__TASK REQUIREMENTS__: Transcribe all the entries word for word, but omit the images.

__INFORMATION GIVEN__:
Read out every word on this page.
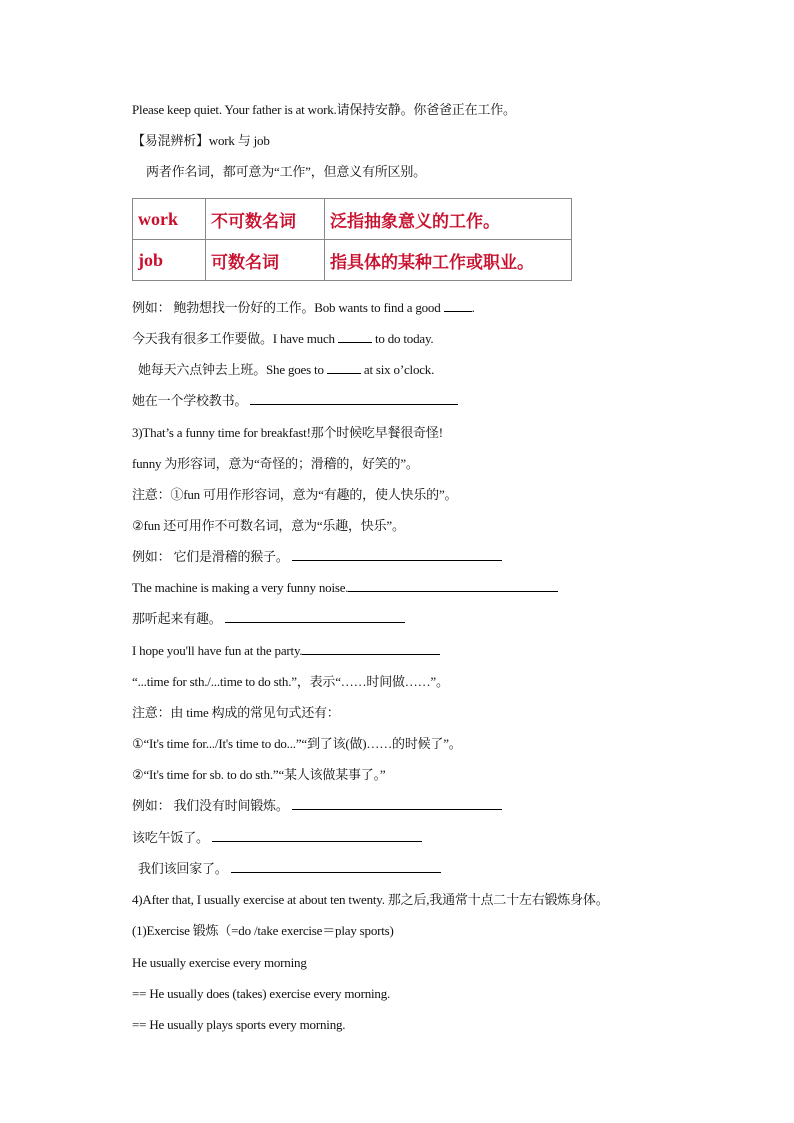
Please keep quiet. Your father is at work.请保持安静。你爸爸正在工作。
【易混辨析】work 与 job
两者作名词，都可意为“工作”，但意义有所区别。
work	不可数名词	泛指抽象意义的工作。
job	可数名词	指具体的某种工作或职业。
例如： 鲍勃想找一份好的工作。Bob wants to find a good .
今天我有很多工作要做。I have much	to do today.
她每天六点钟去上班。She goes to	at six o’clock.
她在一个学校教书。
3)That’s a funny time for breakfast!那个时候吃早餐很奇怪!
funny 为形容词，意为“奇怪的；滑稽的，好笑的”。
注意：①fun 可用作形容词，意为“有趣的，使人快乐的”。
②fun 还可用作不可数名词，意为“乐趣，快乐”。
例如： 它们是滑稽的猴子。
The machine is making a very funny noise.
那听起来有趣。
I hope you'll have fun at the party.
“...time for sth./...time to do sth.”，表示“……时间做……”。
注意：由 time 构成的常见句式还有：
①“It's time for.../It's time to do...”“到了该(做)……的时候了”。
②“It's time for sb. to do sth.”“某人该做某事了。”
例如： 我们没有时间锻炼。
该吃午饭了。
我们该回家了。
4)After that, I usually exercise at about ten twenty. 那之后,我通常十点二十左右锻炼身体。
(1)Exercise 锻炼（=do /take exercise＝play sports)
He usually exercise every morning
== He usually does (takes) exercise every morning.
== He usually plays sports every morning.
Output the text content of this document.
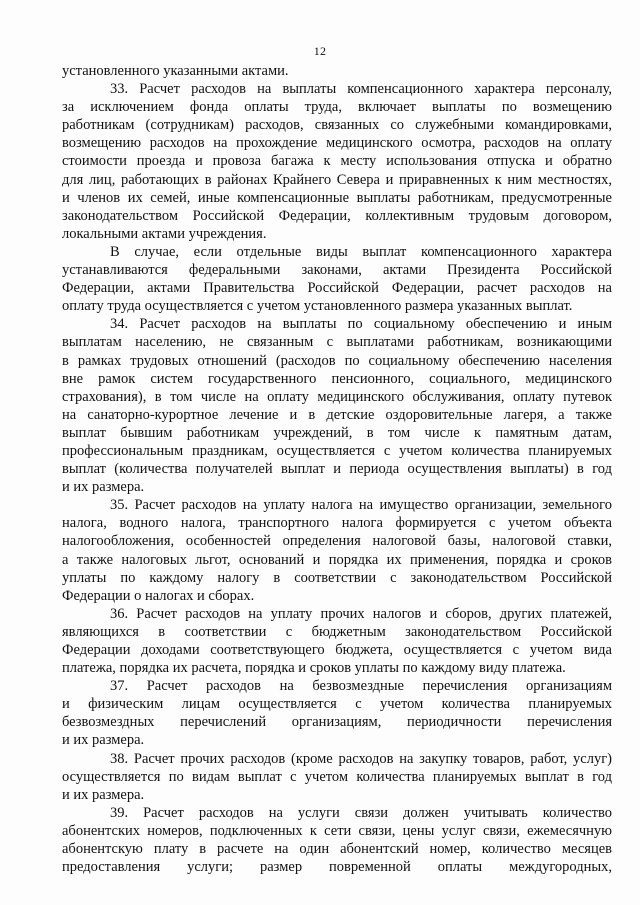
12
установленного указанными актами.
33. Расчет расходов на выплаты компенсационного характера персоналу,
за исключением фонда оплаты труда, включает выплаты по возмещению
работникам (сотрудникам) расходов, связанных со служебными командировками,
возмещению расходов на прохождение медицинского осмотра, расходов на оплату
стоимости проезда и провоза багажа к месту использования отпуска и обратно
для лиц, работающих в районах Крайнего Севера и приравненных к ним местностях,
и членов их семей, иные компенсационные выплаты работникам, предусмотренные
законодательством Российской Федерации, коллективным трудовым договором,
локальными актами учреждения.
В случае, если отдельные виды выплат компенсационного характера
устанавливаются федеральными законами, актами Президента Российской
Федерации, актами Правительства Российской Федерации, расчет расходов на
оплату труда осуществляется с учетом установленного размера указанных выплат.
34. Расчет расходов на выплаты по социальному обеспечению и иным
выплатам населению, не связанным с выплатами работникам, возникающими
в рамках трудовых отношений (расходов по социальному обеспечению населения
вне рамок систем государственного пенсионного, социального, медицинского
страхования), в том числе на оплату медицинского обслуживания, оплату путевок
на санаторно-курортное лечение и в детские оздоровительные лагеря, а также
выплат бывшим работникам учреждений, в том числе к памятным датам,
профессиональным праздникам, осуществляется с учетом количества планируемых
выплат (количества получателей выплат и периода осуществления выплаты) в год
и их размера.
35. Расчет расходов на уплату налога на имущество организации, земельного
налога, водного налога, транспортного налога формируется с учетом объекта
налогообложения, особенностей определения налоговой базы, налоговой ставки,
а также налоговых льгот, оснований и порядка их применения, порядка и сроков
уплаты по каждому налогу в соответствии с законодательством Российской
Федерации о налогах и сборах.
36. Расчет расходов на уплату прочих налогов и сборов, других платежей,
являющихся в соответствии с бюджетным законодательством Российской
Федерации доходами соответствующего бюджета, осуществляется с учетом вида
платежа, порядка их расчета, порядка и сроков уплаты по каждому виду платежа.
37. Расчет расходов на безвозмездные перечисления организациям
и физическим лицам осуществляется с учетом количества планируемых
безвозмездных перечислений организациям, периодичности перечисления
и их размера.
38. Расчет прочих расходов (кроме расходов на закупку товаров, работ, услуг)
осуществляется по видам выплат с учетом количества планируемых выплат в год
и их размера.
39. Расчет расходов на услуги связи должен учитывать количество
абонентских номеров, подключенных к сети связи, цены услуг связи, ежемесячную
абонентскую плату в расчете на один абонентский номер, количество месяцев
предоставления услуги; размер повременной оплаты междугородных,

__EXERCISE RESULT__:
Read out every word on this page.
Please keep quiet. Your father is at work.请保持安静。你爸爸正在工作。
【易混辨析】work 与 job
两者作名词，都可意为“工作”，但意义有所区别。
work	不可数名词	泛指抽象意义的工作。
job	可数名词	指具体的某种工作或职业。
例如： 鲍勃想找一份好的工作。Bob wants to find a good .
今天我有很多工作要做。I have much	to do today.
她每天六点钟去上班。She goes to	at six o’clock.
她在一个学校教书。
3)That’s a funny time for breakfast!那个时候吃早餐很奇怪!
funny 为形容词，意为“奇怪的；滑稽的，好笑的”。
注意：①fun 可用作形容词，意为“有趣的，使人快乐的”。
②fun 还可用作不可数名词，意为“乐趣，快乐”。
例如： 它们是滑稽的猴子。
The machine is making a very funny noise.
那听起来有趣。
I hope you'll have fun at the party.
“...time for sth./...time to do sth.”，表示“……时间做……”。
注意：由 time 构成的常见句式还有：
①“It's time for.../It's time to do...”“到了该(做)……的时候了”。
②“It's time for sb. to do sth.”“某人该做某事了。”
例如： 我们没有时间锻炼。
该吃午饭了。
我们该回家了。
4)After that, I usually exercise at about ten twenty. 那之后,我通常十点二十左右锻炼身体。
(1)Exercise 锻炼（=do /take exercise＝play sports)
He usually exercise every morning
== He usually does (takes) exercise every morning.
== He usually plays sports every morning.
Output the text content of this document.
12
установленного указанными актами.
33. Расчет расходов на выплаты компенсационного характера персоналу,
за исключением фонда оплаты труда, включает выплаты по возмещению
работникам (сотрудникам) расходов, связанных со служебными командировками,
возмещению расходов на прохождение медицинского осмотра, расходов на оплату
стоимости проезда и провоза багажа к месту использования отпуска и обратно
для лиц, работающих в районах Крайнего Севера и приравненных к ним местностях,
и членов их семей, иные компенсационные выплаты работникам, предусмотренные
законодательством Российской Федерации, коллективным трудовым договором,
локальными актами учреждения.
В случае, если отдельные виды выплат компенсационного характера
устанавливаются федеральными законами, актами Президента Российской
Федерации, актами Правительства Российской Федерации, расчет расходов на
оплату труда осуществляется с учетом установленного размера указанных выплат.
34. Расчет расходов на выплаты по социальному обеспечению и иным
выплатам населению, не связанным с выплатами работникам, возникающими
в рамках трудовых отношений (расходов по социальному обеспечению населения
вне рамок систем государственного пенсионного, социального, медицинского
страхования), в том числе на оплату медицинского обслуживания, оплату путевок
на санаторно-курортное лечение и в детские оздоровительные лагеря, а также
выплат бывшим работникам учреждений, в том числе к памятным датам,
профессиональным праздникам, осуществляется с учетом количества планируемых
выплат (количества получателей выплат и периода осуществления выплаты) в год
и их размера.
35. Расчет расходов на уплату налога на имущество организации, земельного
налога, водного налога, транспортного налога формируется с учетом объекта
налогообложения, особенностей определения налоговой базы, налоговой ставки,
а также налоговых льгот, оснований и порядка их применения, порядка и сроков
уплаты по каждому налогу в соответствии с законодательством Российской
Федерации о налогах и сборах.
36. Расчет расходов на уплату прочих налогов и сборов, других платежей,
являющихся в соответствии с бюджетным законодательством Российской
Федерации доходами соответствующего бюджета, осуществляется с учетом вида
платежа, порядка их расчета, порядка и сроков уплаты по каждому виду платежа.
37. Расчет расходов на безвозмездные перечисления организациям
и физическим лицам осуществляется с учетом количества планируемых
безвозмездных перечислений организациям, периодичности перечисления
и их размера.
38. Расчет прочих расходов (кроме расходов на закупку товаров, работ, услуг)
осуществляется по видам выплат с учетом количества планируемых выплат в год
и их размера.
39. Расчет расходов на услуги связи должен учитывать количество
абонентских номеров, подключенных к сети связи, цены услуг связи, ежемесячную
абонентскую плату в расчете на один абонентский номер, количество месяцев
предоставления услуги; размер повременной оплаты междугородных,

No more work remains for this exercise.